Goal: A line counts if it contains the word "Лейбницу" at least once. State how many such lines the records contain, giving the number alone.

Collected data entries:
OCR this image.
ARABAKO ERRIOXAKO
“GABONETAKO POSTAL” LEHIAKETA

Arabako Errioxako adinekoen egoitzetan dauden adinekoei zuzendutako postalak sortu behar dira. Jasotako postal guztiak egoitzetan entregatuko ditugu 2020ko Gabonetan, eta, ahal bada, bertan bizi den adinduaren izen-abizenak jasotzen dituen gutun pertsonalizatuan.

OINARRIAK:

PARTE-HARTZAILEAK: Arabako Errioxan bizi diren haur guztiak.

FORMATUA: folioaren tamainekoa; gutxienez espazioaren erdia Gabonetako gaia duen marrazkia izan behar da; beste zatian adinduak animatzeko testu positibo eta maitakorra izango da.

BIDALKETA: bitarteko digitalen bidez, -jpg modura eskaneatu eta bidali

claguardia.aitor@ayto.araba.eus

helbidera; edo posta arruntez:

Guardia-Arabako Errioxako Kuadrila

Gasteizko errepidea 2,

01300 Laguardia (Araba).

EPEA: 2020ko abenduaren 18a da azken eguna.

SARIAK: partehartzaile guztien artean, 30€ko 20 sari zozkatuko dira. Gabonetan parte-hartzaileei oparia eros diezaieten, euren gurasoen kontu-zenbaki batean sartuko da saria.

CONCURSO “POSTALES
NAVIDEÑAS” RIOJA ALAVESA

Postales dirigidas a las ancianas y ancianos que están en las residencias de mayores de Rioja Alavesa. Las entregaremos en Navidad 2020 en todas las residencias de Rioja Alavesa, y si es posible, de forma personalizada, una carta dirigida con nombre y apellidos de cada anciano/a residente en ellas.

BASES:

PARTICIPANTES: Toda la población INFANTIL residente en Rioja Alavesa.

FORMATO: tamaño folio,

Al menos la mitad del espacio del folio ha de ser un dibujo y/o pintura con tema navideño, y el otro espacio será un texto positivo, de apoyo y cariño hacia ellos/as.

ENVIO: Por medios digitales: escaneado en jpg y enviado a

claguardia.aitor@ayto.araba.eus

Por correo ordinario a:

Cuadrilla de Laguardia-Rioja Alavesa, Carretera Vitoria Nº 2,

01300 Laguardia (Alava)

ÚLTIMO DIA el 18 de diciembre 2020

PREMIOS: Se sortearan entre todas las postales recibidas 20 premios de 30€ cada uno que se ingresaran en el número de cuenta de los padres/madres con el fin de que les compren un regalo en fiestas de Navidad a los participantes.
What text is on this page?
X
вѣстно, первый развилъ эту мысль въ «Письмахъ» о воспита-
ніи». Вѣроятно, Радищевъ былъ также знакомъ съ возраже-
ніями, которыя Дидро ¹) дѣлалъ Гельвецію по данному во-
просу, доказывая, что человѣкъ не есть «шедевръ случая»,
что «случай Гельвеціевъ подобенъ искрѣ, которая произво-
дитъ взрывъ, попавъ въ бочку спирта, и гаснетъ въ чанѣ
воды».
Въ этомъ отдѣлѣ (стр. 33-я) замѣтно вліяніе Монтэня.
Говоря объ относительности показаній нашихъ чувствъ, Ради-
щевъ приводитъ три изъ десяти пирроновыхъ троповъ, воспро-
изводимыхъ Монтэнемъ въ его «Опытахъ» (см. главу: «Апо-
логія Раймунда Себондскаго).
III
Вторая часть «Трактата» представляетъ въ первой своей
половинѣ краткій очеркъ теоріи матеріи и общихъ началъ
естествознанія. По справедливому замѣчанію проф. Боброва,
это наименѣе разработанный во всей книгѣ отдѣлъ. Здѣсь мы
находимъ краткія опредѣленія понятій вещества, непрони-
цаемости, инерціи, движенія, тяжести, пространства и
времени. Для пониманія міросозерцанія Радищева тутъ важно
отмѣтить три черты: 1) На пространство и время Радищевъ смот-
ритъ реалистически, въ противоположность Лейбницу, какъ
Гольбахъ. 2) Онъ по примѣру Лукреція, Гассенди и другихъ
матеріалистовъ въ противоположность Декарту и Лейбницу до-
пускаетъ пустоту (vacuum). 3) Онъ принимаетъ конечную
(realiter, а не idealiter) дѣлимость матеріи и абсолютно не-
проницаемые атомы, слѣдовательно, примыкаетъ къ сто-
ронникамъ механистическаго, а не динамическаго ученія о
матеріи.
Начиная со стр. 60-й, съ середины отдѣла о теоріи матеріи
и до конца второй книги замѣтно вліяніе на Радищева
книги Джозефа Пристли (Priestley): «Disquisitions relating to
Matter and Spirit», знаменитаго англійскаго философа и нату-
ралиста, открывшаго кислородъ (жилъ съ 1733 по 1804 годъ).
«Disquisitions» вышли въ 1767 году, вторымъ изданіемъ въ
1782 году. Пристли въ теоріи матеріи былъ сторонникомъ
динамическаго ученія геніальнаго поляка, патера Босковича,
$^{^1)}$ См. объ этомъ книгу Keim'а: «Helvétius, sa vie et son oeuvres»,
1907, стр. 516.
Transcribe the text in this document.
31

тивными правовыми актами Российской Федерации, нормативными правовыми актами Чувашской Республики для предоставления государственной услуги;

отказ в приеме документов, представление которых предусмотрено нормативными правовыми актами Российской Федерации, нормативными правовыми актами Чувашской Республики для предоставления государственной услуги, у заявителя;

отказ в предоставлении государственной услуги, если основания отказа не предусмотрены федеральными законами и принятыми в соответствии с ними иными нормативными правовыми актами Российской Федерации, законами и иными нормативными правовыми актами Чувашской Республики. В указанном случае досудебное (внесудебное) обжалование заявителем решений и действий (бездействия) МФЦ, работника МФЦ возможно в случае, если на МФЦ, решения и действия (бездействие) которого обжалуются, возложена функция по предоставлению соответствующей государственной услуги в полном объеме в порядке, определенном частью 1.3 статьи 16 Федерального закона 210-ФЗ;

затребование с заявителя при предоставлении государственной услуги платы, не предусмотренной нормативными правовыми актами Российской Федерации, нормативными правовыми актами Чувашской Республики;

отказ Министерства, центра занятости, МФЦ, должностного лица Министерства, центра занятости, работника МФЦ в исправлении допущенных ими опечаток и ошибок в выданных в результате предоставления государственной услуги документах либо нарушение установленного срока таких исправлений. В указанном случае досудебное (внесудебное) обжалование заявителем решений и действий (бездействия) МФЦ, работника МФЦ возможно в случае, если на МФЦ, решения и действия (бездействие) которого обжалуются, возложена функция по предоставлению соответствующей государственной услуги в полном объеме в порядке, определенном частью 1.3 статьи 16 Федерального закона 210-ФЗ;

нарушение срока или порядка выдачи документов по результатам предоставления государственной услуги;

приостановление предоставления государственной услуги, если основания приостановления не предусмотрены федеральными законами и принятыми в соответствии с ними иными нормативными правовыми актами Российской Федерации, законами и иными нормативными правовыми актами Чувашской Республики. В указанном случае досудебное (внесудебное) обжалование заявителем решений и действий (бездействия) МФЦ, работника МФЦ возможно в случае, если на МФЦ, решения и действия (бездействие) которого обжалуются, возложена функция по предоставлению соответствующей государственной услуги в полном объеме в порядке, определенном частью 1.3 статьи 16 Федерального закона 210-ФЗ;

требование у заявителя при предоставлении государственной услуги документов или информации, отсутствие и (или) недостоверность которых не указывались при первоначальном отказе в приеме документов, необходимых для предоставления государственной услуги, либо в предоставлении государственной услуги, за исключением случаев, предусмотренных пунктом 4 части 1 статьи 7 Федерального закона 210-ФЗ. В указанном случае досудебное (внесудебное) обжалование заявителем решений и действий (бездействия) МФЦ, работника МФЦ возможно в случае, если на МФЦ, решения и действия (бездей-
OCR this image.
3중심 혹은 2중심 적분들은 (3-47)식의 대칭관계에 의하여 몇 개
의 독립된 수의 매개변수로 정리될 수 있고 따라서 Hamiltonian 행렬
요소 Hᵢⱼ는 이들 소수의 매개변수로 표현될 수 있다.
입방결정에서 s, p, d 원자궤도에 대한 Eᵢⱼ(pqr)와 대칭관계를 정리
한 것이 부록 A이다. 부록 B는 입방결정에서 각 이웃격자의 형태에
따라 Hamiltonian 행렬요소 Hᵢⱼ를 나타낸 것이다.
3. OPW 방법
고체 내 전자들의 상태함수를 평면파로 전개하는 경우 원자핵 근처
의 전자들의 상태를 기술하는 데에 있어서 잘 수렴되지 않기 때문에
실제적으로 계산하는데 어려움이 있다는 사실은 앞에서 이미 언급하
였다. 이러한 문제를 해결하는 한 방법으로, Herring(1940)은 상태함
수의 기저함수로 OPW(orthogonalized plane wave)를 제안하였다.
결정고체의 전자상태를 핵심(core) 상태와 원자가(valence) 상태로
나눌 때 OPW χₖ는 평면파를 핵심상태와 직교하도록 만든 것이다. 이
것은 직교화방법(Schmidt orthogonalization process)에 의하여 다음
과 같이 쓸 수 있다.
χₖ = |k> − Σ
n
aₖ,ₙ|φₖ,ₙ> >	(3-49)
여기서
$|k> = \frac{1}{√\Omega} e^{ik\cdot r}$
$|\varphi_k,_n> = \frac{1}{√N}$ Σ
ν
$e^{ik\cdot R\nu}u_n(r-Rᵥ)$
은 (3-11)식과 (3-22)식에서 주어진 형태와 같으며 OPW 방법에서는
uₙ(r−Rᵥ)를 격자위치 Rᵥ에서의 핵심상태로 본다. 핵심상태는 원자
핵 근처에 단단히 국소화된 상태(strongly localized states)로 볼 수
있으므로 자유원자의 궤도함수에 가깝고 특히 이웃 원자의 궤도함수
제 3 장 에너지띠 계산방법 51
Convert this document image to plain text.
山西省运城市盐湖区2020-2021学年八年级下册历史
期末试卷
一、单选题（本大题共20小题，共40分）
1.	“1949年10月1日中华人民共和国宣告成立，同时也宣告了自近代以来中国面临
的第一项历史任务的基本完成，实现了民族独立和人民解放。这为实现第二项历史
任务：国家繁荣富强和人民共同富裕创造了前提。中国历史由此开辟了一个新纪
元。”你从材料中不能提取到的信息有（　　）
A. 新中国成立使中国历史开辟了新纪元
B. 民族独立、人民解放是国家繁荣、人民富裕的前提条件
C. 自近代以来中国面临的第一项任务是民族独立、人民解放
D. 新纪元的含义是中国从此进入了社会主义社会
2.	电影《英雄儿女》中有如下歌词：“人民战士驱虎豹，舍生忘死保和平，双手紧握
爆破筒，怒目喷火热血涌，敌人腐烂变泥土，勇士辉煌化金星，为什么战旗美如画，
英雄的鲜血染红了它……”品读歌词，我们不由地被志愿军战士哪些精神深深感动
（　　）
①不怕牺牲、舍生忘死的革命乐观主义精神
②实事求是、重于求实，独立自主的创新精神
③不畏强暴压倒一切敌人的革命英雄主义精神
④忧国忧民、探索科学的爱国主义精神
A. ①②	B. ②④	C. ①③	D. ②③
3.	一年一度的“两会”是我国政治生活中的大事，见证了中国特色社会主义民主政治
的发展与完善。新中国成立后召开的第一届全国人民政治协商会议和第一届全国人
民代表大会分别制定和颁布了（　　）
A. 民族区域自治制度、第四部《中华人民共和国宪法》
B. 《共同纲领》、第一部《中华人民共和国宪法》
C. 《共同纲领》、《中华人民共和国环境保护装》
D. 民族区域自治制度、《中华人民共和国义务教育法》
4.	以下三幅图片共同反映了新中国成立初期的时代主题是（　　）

Response to the task: 2